**DATA LINES:**

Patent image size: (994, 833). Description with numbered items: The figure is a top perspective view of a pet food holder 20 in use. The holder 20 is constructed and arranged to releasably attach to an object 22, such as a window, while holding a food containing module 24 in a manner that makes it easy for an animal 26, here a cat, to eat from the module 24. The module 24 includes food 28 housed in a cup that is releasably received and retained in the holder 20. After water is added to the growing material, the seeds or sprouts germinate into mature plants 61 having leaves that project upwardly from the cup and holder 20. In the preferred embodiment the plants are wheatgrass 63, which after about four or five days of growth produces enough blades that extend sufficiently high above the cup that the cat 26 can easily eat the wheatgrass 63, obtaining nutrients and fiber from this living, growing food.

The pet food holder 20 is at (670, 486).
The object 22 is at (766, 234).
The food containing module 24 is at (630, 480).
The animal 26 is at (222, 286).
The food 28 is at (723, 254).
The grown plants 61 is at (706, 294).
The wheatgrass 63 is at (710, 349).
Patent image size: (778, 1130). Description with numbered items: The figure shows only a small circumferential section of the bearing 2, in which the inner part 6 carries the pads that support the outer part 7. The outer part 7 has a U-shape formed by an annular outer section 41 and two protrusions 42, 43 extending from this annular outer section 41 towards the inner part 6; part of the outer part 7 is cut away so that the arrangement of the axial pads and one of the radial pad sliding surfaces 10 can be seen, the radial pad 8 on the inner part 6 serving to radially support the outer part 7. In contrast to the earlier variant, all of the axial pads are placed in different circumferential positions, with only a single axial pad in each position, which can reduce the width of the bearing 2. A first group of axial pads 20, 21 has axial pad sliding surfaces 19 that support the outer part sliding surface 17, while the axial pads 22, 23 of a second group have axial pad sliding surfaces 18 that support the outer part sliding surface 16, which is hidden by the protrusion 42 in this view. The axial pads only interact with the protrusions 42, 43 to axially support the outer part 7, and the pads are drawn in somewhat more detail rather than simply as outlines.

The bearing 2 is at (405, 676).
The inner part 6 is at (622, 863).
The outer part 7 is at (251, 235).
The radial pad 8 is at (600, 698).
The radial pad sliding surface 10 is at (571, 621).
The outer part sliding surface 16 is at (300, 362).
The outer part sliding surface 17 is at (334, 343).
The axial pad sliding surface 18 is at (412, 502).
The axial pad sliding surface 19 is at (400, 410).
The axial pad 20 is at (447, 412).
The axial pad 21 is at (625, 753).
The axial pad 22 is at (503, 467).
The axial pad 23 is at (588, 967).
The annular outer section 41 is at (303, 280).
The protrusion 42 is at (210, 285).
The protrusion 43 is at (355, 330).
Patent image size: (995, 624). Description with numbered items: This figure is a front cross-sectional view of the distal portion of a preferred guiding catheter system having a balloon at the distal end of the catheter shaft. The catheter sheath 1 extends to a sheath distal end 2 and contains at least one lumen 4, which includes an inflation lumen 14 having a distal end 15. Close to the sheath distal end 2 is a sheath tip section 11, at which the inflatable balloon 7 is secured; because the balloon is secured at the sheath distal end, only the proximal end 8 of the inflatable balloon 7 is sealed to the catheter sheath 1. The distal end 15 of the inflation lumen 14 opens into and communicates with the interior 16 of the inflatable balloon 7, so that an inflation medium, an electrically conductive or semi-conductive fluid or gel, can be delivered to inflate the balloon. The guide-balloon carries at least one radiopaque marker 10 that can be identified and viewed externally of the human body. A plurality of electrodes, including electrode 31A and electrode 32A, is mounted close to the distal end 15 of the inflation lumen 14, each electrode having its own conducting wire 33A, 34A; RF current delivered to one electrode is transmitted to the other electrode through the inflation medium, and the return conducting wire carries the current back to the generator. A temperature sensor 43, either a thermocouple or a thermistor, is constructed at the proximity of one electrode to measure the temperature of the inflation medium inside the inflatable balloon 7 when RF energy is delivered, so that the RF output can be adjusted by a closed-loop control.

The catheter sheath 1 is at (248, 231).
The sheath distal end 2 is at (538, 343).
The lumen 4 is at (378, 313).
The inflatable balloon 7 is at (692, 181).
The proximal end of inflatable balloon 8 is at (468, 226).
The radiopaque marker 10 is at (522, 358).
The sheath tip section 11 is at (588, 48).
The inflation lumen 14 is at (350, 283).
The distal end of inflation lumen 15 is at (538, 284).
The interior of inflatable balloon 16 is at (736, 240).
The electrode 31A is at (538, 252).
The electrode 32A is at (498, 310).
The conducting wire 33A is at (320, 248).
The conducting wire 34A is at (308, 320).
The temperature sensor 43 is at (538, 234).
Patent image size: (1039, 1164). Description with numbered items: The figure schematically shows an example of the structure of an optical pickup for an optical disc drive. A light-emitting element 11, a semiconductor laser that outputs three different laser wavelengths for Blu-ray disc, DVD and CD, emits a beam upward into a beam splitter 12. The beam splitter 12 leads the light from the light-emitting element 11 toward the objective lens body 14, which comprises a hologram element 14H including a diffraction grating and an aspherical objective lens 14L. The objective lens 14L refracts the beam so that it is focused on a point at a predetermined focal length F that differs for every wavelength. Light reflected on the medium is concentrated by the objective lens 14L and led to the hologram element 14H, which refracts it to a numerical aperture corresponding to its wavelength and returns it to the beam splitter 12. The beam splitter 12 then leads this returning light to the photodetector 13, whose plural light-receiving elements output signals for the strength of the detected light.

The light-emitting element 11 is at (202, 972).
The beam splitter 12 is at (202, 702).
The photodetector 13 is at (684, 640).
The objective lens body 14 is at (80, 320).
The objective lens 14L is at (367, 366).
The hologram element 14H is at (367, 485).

**GIVEN PROBLEM:**
Render every line of the material above as a JSON list of strings, one string per line, leaving out the blank lines.

**ANSWER TO THE EXERCISE:**
[
  "Patent image size: (994, 833). Description with numbered items: The figure is a top perspective view of a pet food holder 20 in use. The holder 20 is constructed and arranged to releasably attach to an object 22, such as a window, while holding a food containing module 24 in a manner that makes it easy for an animal 26, here a cat, to eat from the module 24. The module 24 includes food 28 housed in a cup that is releasably received and retained in the holder 20. After water is added to the growing material, the seeds or sprouts germinate into mature plants 61 having leaves that project upwardly from the cup and holder 20. In the preferred embodiment the plants are wheatgrass 63, which after about four or five days of growth produces enough blades that extend sufficiently high above the cup that the cat 26 can easily eat the wheatgrass 63, obtaining nutrients and fiber from this living, growing food.",
  "The pet food holder 20 is at (670, 486).",
  "The object 22 is at (766, 234).",
  "The food containing module 24 is at (630, 480).",
  "The animal 26 is at (222, 286).",
  "The food 28 is at (723, 254).",
  "The grown plants 61 is at (706, 294).",
  "The wheatgrass 63 is at (710, 349).",
  "Patent image size: (778, 1130). Description with numbered items: The figure shows only a small circumferential section of the bearing 2, in which the inner part 6 carries the pads that support the outer part 7. The outer part 7 has a U-shape formed by an annular outer section 41 and two protrusions 42, 43 extending from this annular outer section 41 towards the inner part 6; part of the outer part 7 is cut away so that the arrangement of the axial pads and one of the radial pad sliding surfaces 10 can be seen, the radial pad 8 on the inner part 6 serving to radially support the outer part 7. In contrast to the earlier variant, all of the axial pads are placed in different circumferential positions, with only a single axial pad in each position, which can reduce the width of the bearing 2. A first group of axial pads 20, 21 has axial pad sliding surfaces 19 that support the outer part sliding surface 17, while the axial pads 22, 23 of a second group have axial pad sliding surfaces 18 that support the outer part sliding surface 16, which is hidden by the protrusion 42 in this view. The axial pads only interact with the protrusions 42, 43 to axially support the outer part 7, and the pads are drawn in somewhat more detail rather than simply as outlines.",
  "The bearing 2 is at (405, 676).",
  "The inner part 6 is at (622, 863).",
  "The outer part 7 is at (251, 235).",
  "The radial pad 8 is at (600, 698).",
  "The radial pad sliding surface 10 is at (571, 621).",
  "The outer part sliding surface 16 is at (300, 362).",
  "The outer part sliding surface 17 is at (334, 343).",
  "The axial pad sliding surface 18 is at (412, 502).",
  "The axial pad sliding surface 19 is at (400, 410).",
  "The axial pad 20 is at (447, 412).",
  "The axial pad 21 is at (625, 753).",
  "The axial pad 22 is at (503, 467).",
  "The axial pad 23 is at (588, 967).",
  "The annular outer section 41 is at (303, 280).",
  "The protrusion 42 is at (210, 285).",
  "The protrusion 43 is at (355, 330).",
  "Patent image size: (995, 624). Description with numbered items: This figure is a front cross-sectional view of the distal portion of a preferred guiding catheter system having a balloon at the distal end of the catheter shaft. The catheter sheath 1 extends to a sheath distal end 2 and contains at least one lumen 4, which includes an inflation lumen 14 having a distal end 15. Close to the sheath distal end 2 is a sheath tip section 11, at which the inflatable balloon 7 is secured; because the balloon is secured at the sheath distal end, only the proximal end 8 of the inflatable balloon 7 is sealed to the catheter sheath 1. The distal end 15 of the inflation lumen 14 opens into and communicates with the interior 16 of the inflatable balloon 7, so that an inflation medium, an electrically conductive or semi-conductive fluid or gel, can be delivered to inflate the balloon. The guide-balloon carries at least one radiopaque marker 10 that can be identified and viewed externally of the human body. A plurality of electrodes, including electrode 31A and electrode 32A, is mounted close to the distal end 15 of the inflation lumen 14, each electrode having its own conducting wire 33A, 34A; RF current delivered to one electrode is transmitted to the other electrode through the inflation medium, and the return conducting wire carries the current back to the generator. A temperature sensor 43, either a thermocouple or a thermistor, is constructed at the proximity of one electrode to measure the temperature of the inflation medium inside the inflatable balloon 7 when RF energy is delivered, so that the RF output can be adjusted by a closed-loop control.",
  "The catheter sheath 1 is at (248, 231).",
  "The sheath distal end 2 is at (538, 343).",
  "The lumen 4 is at (378, 313).",
  "The inflatable balloon 7 is at (692, 181).",
  "The proximal end of inflatable balloon 8 is at (468, 226).",
  "The radiopaque marker 10 is at (522, 358).",
  "The sheath tip section 11 is at (588, 48).",
  "The inflation lumen 14 is at (350, 283).",
  "The distal end of inflation lumen 15 is at (538, 284).",
  "The interior of inflatable balloon 16 is at (736, 240).",
  "The electrode 31A is at (538, 252).",
  "The electrode 32A is at (498, 310).",
  "The conducting wire 33A is at (320, 248).",
  "The conducting wire 34A is at (308, 320).",
  "The temperature sensor 43 is at (538, 234).",
  "Patent image size: (1039, 1164). Description with numbered items: The figure schematically shows an example of the structure of an optical pickup for an optical disc drive. A light-emitting element 11, a semiconductor laser that outputs three different laser wavelengths for Blu-ray disc, DVD and CD, emits a beam upward into a beam splitter 12. The beam splitter 12 leads the light from the light-emitting element 11 toward the objective lens body 14, which comprises a hologram element 14H including a diffraction grating and an aspherical objective lens 14L. The objective lens 14L refracts the beam so that it is focused on a point at a predetermined focal length F that differs for every wavelength. Light reflected on the medium is concentrated by the objective lens 14L and led to the hologram element 14H, which refracts it to a numerical aperture corresponding to its wavelength and returns it to the beam splitter 12. The beam splitter 12 then leads this returning light to the photodetector 13, whose plural light-receiving elements output signals for the strength of the detected light.",
  "The light-emitting element 11 is at (202, 972).",
  "The beam splitter 12 is at (202, 702).",
  "The photodetector 13 is at (684, 640).",
  "The objective lens body 14 is at (80, 320).",
  "The objective lens 14L is at (367, 366).",
  "The hologram element 14H is at (367, 485)."
]